**Records for processing**
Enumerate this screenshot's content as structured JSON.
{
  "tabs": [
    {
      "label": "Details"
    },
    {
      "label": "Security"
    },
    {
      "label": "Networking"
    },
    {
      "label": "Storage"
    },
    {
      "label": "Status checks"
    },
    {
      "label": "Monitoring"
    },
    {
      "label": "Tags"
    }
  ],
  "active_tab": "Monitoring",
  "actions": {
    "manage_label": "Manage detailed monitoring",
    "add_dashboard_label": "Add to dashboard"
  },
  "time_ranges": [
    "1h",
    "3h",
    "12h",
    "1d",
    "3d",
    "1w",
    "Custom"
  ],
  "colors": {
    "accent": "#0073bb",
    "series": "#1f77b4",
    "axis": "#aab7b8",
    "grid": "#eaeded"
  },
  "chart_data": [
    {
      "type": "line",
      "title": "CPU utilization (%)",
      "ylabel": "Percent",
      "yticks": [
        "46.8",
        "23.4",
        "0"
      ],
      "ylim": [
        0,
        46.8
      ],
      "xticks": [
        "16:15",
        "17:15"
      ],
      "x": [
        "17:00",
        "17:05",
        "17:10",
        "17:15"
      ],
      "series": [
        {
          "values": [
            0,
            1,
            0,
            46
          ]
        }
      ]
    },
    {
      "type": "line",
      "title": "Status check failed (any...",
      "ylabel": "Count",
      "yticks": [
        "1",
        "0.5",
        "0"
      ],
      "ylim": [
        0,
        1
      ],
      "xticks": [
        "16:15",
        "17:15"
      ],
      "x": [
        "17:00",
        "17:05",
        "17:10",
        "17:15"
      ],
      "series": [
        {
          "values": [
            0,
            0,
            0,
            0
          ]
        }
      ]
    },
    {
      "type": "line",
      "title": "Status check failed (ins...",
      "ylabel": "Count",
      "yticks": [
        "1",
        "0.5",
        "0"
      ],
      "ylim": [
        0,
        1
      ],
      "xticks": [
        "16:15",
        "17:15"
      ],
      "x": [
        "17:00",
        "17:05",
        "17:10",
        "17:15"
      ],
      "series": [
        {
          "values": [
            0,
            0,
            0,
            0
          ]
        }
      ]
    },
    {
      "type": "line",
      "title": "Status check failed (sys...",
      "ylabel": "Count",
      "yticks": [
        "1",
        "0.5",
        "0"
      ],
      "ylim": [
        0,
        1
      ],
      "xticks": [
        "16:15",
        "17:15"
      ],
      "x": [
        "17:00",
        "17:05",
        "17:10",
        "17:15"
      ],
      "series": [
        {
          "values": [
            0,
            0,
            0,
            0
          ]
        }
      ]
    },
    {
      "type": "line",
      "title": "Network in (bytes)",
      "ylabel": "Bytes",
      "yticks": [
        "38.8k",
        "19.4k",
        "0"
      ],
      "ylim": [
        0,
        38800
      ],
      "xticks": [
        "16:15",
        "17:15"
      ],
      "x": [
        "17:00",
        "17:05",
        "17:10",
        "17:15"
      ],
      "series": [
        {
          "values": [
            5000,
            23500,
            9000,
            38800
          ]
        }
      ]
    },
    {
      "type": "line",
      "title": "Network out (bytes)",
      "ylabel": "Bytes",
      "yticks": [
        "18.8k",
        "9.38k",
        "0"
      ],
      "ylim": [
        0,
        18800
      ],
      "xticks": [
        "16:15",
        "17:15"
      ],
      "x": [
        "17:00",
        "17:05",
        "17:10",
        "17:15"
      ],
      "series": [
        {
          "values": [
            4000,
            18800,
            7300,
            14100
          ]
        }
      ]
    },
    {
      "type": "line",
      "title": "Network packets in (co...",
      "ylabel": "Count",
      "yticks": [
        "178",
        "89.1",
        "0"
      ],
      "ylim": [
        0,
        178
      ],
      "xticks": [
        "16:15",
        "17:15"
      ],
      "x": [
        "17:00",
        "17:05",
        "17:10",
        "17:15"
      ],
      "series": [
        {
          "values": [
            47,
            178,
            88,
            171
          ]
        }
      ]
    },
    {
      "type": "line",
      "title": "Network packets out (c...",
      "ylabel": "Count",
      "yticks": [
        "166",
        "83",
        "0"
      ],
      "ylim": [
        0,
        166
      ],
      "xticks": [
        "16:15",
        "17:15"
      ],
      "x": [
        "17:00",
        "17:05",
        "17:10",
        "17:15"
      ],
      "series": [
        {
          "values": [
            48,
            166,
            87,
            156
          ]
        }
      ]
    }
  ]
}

**Aim of the task**
Go through the listing above and restate it word for word.

**Solution to this task**
Enumerate this screenshot's content as structured JSON.
{
  "tabs": [
    {
      "label": "Details"
    },
    {
      "label": "Security"
    },
    {
      "label": "Networking"
    },
    {
      "label": "Storage"
    },
    {
      "label": "Status checks"
    },
    {
      "label": "Monitoring"
    },
    {
      "label": "Tags"
    }
  ],
  "active_tab": "Monitoring",
  "actions": {
    "manage_label": "Manage detailed monitoring",
    "add_dashboard_label": "Add to dashboard"
  },
  "time_ranges": [
    "1h",
    "3h",
    "12h",
    "1d",
    "3d",
    "1w",
    "Custom"
  ],
  "colors": {
    "accent": "#0073bb",
    "series": "#1f77b4",
    "axis": "#aab7b8",
    "grid": "#eaeded"
  },
  "chart_data": [
    {
      "type": "line",
      "title": "CPU utilization (%)",
      "ylabel": "Percent",
      "yticks": [
        "46.8",
        "23.4",
        "0"
      ],
      "ylim": [
        0,
        46.8
      ],
      "xticks": [
        "16:15",
        "17:15"
      ],
      "x": [
        "17:00",
        "17:05",
        "17:10",
        "17:15"
      ],
      "series": [
        {
          "values": [
            0,
            1,
            0,
            46
          ]
        }
      ]
    },
    {
      "type": "line",
      "title": "Status check failed (any...",
      "ylabel": "Count",
      "yticks": [
        "1",
        "0.5",
        "0"
      ],
      "ylim": [
        0,
        1
      ],
      "xticks": [
        "16:15",
        "17:15"
      ],
      "x": [
        "17:00",
        "17:05",
        "17:10",
        "17:15"
      ],
      "series": [
        {
          "values": [
            0,
            0,
            0,
            0
          ]
        }
      ]
    },
    {
      "type": "line",
      "title": "Status check failed (ins...",
      "ylabel": "Count",
      "yticks": [
        "1",
        "0.5",
        "0"
      ],
      "ylim": [
        0,
        1
      ],
      "xticks": [
        "16:15",
        "17:15"
      ],
      "x": [
        "17:00",
        "17:05",
        "17:10",
        "17:15"
      ],
      "series": [
        {
          "values": [
            0,
            0,
            0,
            0
          ]
        }
      ]
    },
    {
      "type": "line",
      "title": "Status check failed (sys...",
      "ylabel": "Count",
      "yticks": [
        "1",
        "0.5",
        "0"
      ],
      "ylim": [
        0,
        1
      ],
      "xticks": [
        "16:15",
        "17:15"
      ],
      "x": [
        "17:00",
        "17:05",
        "17:10",
        "17:15"
      ],
      "series": [
        {
          "values": [
            0,
            0,
            0,
            0
          ]
        }
      ]
    },
    {
      "type": "line",
      "title": "Network in (bytes)",
      "ylabel": "Bytes",
      "yticks": [
        "38.8k",
        "19.4k",
        "0"
      ],
      "ylim": [
        0,
        38800
      ],
      "xticks": [
        "16:15",
        "17:15"
      ],
      "x": [
        "17:00",
        "17:05",
        "17:10",
        "17:15"
      ],
      "series": [
        {
          "values": [
            5000,
            23500,
            9000,
            38800
          ]
        }
      ]
    },
    {
      "type": "line",
      "title": "Network out (bytes)",
      "ylabel": "Bytes",
      "yticks": [
        "18.8k",
        "9.38k",
        "0"
      ],
      "ylim": [
        0,
        18800
      ],
      "xticks": [
        "16:15",
        "17:15"
      ],
      "x": [
        "17:00",
        "17:05",
        "17:10",
        "17:15"
      ],
      "series": [
        {
          "values": [
            4000,
            18800,
            7300,
            14100
          ]
        }
      ]
    },
    {
      "type": "line",
      "title": "Network packets in (co...",
      "ylabel": "Count",
      "yticks": [
        "178",
        "89.1",
        "0"
      ],
      "ylim": [
        0,
        178
      ],
      "xticks": [
        "16:15",
        "17:15"
      ],
      "x": [
        "17:00",
        "17:05",
        "17:10",
        "17:15"
      ],
      "series": [
        {
          "values": [
            47,
            178,
            88,
            171
          ]
        }
      ]
    },
    {
      "type": "line",
      "title": "Network packets out (c...",
      "ylabel": "Count",
      "yticks": [
        "166",
        "83",
        "0"
      ],
      "ylim": [
        0,
        166
      ],
      "xticks": [
        "16:15",
        "17:15"
      ],
      "x": [
        "17:00",
        "17:05",
        "17:10",
        "17:15"
      ],
      "series": [
        {
          "values": [
            48,
            166,
            87,
            156
          ]
        }
      ]
    }
  ]
}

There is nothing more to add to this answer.